What the task requires
Wherever a line below holds the word "baterii", copy that line.
○ ○ ○ ○ ○
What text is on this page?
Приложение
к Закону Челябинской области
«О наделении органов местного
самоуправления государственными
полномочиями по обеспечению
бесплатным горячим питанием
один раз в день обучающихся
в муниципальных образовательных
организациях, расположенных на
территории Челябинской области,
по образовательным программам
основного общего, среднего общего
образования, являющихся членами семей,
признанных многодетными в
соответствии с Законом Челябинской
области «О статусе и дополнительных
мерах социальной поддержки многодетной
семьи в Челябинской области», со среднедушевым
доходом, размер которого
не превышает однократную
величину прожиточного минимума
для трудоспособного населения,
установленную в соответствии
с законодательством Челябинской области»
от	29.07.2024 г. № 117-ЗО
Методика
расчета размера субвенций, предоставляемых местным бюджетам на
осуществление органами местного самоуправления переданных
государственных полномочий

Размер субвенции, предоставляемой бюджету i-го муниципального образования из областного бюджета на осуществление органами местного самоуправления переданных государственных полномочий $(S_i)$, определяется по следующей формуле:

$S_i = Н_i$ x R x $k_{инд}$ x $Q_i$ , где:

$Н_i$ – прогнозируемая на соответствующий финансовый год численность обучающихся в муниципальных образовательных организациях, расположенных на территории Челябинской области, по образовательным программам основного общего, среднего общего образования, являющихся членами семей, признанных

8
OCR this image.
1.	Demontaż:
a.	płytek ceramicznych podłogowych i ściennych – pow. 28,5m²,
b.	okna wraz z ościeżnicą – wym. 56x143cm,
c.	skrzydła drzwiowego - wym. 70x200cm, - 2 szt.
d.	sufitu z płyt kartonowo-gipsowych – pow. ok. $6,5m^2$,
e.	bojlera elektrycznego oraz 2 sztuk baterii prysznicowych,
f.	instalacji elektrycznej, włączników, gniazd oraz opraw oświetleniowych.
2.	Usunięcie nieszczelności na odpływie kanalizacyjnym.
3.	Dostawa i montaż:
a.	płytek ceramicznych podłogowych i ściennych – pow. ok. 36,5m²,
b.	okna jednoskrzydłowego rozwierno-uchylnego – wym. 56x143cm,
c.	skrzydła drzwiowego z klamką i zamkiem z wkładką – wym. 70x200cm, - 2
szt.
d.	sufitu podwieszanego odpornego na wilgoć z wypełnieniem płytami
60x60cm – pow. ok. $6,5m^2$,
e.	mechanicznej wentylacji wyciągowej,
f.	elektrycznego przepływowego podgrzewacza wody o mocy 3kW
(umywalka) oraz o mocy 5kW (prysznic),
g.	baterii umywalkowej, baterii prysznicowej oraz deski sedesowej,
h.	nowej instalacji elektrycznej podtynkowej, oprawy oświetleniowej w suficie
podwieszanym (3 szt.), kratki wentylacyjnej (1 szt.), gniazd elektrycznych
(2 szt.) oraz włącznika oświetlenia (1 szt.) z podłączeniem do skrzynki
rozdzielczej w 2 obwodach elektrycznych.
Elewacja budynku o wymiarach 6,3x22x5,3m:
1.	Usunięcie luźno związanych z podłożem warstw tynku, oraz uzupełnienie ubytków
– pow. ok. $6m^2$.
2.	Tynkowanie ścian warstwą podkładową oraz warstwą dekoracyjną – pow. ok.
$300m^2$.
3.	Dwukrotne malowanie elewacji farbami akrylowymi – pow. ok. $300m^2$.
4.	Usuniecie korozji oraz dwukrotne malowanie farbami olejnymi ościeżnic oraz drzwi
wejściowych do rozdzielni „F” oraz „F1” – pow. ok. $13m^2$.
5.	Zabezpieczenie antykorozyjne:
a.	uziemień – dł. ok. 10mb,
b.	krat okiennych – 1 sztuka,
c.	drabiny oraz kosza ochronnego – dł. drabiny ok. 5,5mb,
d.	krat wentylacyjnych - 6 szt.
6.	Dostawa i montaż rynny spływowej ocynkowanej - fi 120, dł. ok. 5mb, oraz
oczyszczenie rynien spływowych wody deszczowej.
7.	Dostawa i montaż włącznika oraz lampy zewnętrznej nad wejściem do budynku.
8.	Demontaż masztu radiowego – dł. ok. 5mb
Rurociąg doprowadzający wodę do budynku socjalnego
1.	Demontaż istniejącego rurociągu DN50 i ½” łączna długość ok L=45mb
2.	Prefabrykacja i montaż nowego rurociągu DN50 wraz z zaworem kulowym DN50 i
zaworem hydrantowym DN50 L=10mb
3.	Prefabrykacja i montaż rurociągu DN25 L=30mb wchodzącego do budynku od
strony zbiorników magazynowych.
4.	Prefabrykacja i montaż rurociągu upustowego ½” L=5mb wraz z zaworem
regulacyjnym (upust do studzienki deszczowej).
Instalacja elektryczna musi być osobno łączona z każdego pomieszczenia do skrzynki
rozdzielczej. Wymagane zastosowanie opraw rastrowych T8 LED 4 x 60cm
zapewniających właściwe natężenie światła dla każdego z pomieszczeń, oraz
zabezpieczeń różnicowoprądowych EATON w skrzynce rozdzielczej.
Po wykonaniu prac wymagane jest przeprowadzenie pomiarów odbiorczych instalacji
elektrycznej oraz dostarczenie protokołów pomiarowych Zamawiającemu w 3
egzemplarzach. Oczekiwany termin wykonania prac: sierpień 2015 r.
○ ○ ○ ○ ○
Reply to the task
e.	bojlera elektrycznego oraz 2 sztuk baterii prysznicowych,
g.	baterii umywalkowej, baterii prysznicowej oraz deski sedesowej,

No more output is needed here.